YOUR INSTRUCTIONS: Give the number of lines containing the word "JSON", and nothing else.

[Start of RECORDS FOR PROCESSING]

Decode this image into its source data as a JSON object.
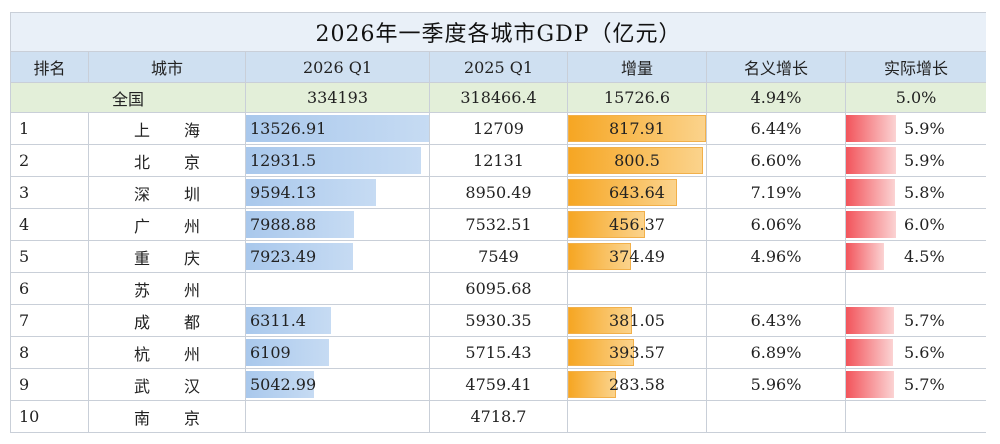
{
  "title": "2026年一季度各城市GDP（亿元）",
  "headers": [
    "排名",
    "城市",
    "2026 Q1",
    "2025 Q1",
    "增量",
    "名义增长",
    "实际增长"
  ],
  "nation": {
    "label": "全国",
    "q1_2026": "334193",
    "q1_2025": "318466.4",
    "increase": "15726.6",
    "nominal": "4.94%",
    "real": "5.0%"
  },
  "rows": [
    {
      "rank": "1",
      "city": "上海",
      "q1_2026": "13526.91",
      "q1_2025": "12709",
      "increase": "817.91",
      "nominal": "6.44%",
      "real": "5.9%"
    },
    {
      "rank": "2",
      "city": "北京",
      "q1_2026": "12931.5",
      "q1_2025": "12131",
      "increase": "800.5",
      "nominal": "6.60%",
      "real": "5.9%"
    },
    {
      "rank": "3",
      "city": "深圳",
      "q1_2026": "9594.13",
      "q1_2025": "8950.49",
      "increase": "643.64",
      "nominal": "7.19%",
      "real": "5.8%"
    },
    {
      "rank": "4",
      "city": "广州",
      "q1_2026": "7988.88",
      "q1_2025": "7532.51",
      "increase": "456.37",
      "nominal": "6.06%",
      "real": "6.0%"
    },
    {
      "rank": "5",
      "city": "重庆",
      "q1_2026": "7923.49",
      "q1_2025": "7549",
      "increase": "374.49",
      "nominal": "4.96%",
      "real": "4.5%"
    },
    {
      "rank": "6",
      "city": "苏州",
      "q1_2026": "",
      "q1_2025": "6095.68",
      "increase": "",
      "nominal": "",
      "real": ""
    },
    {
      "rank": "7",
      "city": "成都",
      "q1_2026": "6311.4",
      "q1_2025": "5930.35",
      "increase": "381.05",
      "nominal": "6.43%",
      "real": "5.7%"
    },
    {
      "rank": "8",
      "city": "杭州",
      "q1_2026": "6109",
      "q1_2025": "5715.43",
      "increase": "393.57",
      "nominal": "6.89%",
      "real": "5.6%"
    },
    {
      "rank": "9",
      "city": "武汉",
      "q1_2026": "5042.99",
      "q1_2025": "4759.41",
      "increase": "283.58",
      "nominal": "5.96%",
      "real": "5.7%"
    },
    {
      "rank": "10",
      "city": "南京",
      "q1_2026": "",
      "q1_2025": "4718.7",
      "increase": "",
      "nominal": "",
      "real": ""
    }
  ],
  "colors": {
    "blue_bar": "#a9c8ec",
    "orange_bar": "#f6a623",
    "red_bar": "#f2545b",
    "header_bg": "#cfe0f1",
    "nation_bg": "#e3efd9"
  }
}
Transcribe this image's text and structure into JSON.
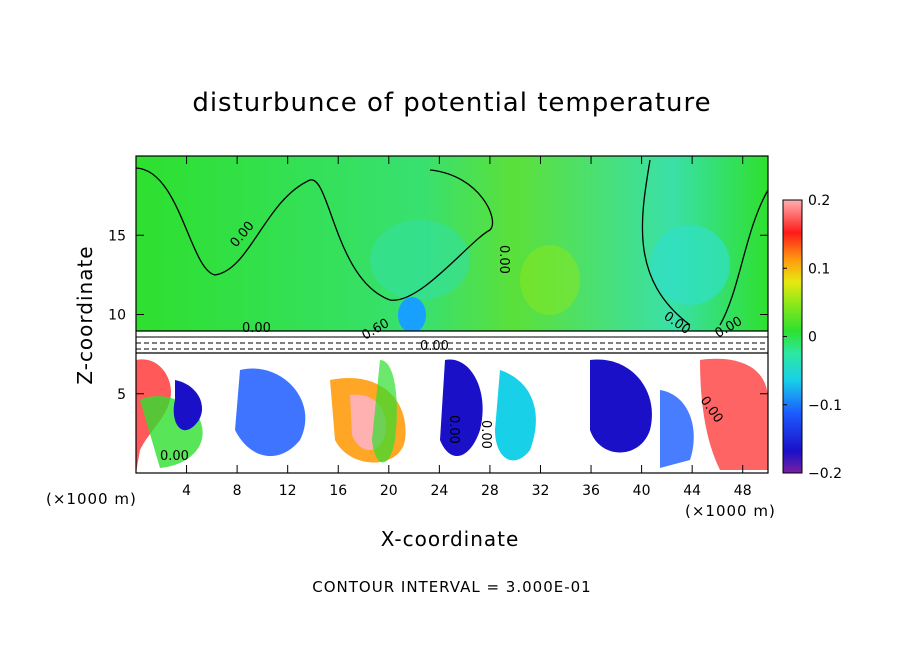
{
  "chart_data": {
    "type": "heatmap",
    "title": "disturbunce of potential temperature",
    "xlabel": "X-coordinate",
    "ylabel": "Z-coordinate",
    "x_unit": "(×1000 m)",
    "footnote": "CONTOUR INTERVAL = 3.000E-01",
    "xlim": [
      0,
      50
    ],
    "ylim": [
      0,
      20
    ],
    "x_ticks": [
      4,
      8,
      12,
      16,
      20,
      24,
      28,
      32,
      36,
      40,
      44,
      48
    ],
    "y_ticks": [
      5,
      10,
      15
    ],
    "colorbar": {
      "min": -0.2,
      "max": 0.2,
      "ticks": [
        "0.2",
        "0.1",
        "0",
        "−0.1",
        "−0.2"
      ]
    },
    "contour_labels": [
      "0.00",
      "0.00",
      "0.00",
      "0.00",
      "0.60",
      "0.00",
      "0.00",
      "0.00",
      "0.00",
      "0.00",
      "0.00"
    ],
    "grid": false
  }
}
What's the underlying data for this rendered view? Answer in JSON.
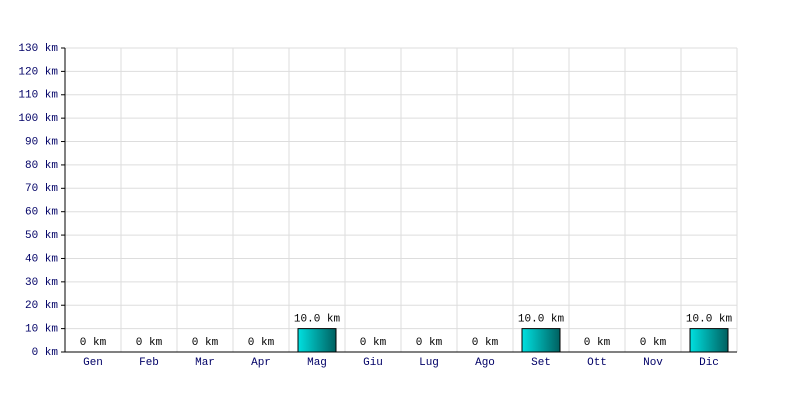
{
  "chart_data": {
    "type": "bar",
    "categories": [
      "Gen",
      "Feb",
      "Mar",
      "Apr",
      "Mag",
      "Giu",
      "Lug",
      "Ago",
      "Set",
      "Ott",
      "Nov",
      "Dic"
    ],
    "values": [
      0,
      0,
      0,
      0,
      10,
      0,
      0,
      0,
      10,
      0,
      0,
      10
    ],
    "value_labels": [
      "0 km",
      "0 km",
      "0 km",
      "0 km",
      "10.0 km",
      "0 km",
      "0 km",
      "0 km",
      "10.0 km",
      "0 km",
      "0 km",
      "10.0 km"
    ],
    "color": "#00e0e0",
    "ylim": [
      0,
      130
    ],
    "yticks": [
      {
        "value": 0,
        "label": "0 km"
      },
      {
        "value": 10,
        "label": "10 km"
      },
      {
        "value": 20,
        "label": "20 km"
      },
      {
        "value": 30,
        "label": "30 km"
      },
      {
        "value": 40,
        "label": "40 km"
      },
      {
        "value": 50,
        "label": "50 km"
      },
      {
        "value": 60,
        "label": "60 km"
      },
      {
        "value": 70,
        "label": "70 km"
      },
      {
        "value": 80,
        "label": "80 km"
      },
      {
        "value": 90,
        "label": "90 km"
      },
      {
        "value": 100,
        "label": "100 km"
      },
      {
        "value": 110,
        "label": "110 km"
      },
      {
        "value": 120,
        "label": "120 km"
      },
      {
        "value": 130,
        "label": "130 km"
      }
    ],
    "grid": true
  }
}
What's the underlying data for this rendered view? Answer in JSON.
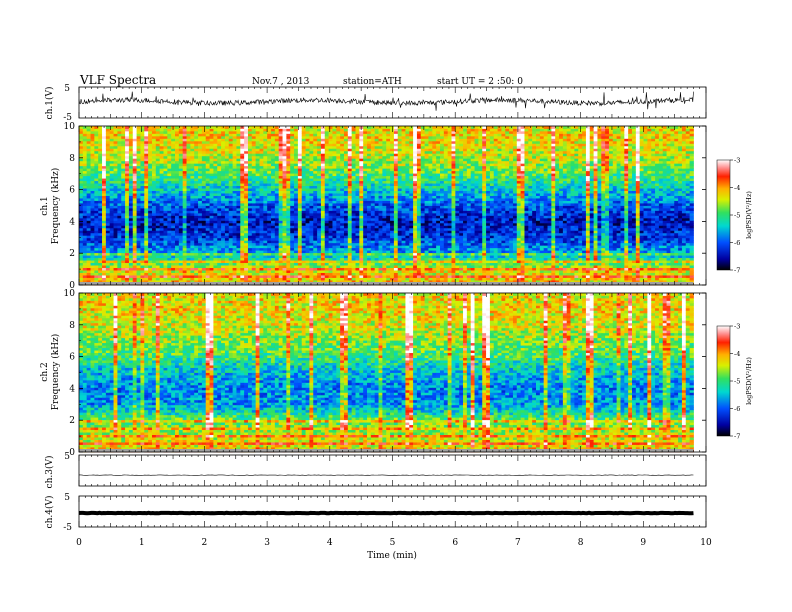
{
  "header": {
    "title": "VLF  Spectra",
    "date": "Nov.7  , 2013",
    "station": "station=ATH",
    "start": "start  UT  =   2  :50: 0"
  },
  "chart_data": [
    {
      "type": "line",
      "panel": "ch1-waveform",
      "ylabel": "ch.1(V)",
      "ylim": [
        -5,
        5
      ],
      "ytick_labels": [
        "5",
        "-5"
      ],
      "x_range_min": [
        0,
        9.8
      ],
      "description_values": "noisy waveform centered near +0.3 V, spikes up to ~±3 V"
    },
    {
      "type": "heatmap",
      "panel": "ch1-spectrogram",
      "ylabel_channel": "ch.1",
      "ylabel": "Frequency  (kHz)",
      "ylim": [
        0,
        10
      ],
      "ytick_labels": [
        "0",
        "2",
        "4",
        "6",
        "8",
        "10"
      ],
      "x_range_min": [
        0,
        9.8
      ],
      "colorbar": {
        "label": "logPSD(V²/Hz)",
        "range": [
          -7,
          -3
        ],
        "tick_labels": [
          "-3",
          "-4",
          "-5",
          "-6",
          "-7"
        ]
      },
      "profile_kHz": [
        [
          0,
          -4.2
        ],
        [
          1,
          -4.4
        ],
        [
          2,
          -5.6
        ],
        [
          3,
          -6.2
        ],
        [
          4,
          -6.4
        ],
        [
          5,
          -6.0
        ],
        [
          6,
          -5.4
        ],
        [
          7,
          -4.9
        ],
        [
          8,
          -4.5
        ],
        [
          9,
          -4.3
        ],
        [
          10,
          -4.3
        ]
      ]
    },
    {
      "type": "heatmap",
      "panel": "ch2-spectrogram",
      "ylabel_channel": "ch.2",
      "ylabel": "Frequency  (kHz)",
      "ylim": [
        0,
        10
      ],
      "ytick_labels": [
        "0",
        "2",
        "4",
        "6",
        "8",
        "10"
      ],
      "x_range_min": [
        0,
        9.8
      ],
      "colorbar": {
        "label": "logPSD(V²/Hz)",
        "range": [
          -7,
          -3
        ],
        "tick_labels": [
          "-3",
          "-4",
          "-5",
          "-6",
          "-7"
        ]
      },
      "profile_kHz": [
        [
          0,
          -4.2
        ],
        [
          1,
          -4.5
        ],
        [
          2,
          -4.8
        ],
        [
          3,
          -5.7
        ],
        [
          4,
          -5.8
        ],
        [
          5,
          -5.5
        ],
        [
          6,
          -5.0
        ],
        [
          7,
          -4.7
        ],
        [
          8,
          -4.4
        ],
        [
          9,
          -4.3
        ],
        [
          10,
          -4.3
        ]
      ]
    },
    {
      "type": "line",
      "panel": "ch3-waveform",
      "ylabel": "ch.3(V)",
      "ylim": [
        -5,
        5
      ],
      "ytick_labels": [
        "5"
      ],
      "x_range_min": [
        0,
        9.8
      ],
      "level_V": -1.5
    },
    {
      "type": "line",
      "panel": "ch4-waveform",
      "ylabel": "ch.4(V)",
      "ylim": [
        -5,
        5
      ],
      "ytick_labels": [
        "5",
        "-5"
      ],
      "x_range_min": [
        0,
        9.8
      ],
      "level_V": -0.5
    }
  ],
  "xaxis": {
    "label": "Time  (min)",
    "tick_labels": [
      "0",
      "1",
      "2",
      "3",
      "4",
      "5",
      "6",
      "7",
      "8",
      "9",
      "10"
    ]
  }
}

[End of RECORDS FOR PROCESSING]

FULL ANSWER: 4